* **Given text**
################

"Honest People Do Get It Wrong": George Pell's Jury Must Have Doubted His Guilt, Court Hears

    "If he was at the western door during that time, then the law of physics tells us this is literally, logically impossible, for the offending to have occurred."

    The jury who found George Pell guilty of sexually assaulting two choirboys must have harboured doubts about whether or not the cardinal was guilty, Pell’s lawyer has told an appeal court.

    About 50 onlookers and more than 20 journalists from local and international outlets crowded into the Victorian Supreme Court in Melbourne on Wednesday morning, to hear the high profile appeal in which Pell, once an inner circle adviser to Pope Francis, fights his convictions.

    His lawyer Bret Walker SC was on his feet the entire day, enumerating several issues — including the victim's story and evidence about church rituals — that he says show the offending was "impossible" and that the jury must have had a reasonable doubt about convicting the cardinal.

    The complainants, who were both 13-year-old choirboys at St Patrick’s Cathedral in Melbourne at the time, cannot be identified and were referred to as J and R in the sentence.

    J, now in his thirties, testified at trial last year, and R died in 2014.

    J said that in Dec. 1996, Pell had discovered him and R drinking sacramental wine in the priest's sacristy — a dressing and preparation room for people involved in the church service — after Sunday mass. Pell pushed R's head down to his penis and held it there, and then orally raped J before touching J's genitals and masturbating at the same time.

    Six weeks later, in February 1997, Pell indecently assaulted J by pushing him up against a wall and squeezing his testicles, as he walked through a corridor past the priest's sacristy.

################

* **Data provided**
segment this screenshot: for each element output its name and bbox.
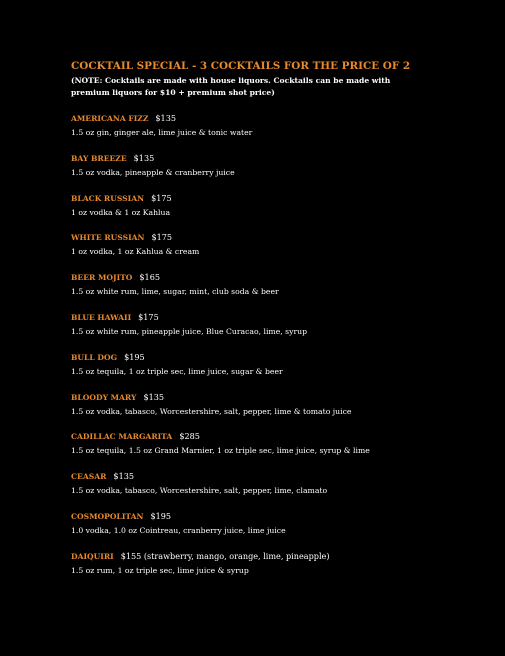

################

* **Written problem 1**
In the article on George Pell's appeal, which court heard the appeal?
* **Written problem 2**
Return the stretch of the article on George Pell's appeal from "J said that" through "the same time.", copied word for word.

* **Response 1**
The Victorian Supreme Court in Melbourne.

* **Response 2**
J said that in Dec. 1996, Pell had discovered him and R drinking sacramental wine in the priest's sacristy — a dressing and preparation room for people involved in the church service — after Sunday mass. Pell pushed R's head down to his penis and held it there, and then orally raped J before touching J's genitals and masturbating at the same time.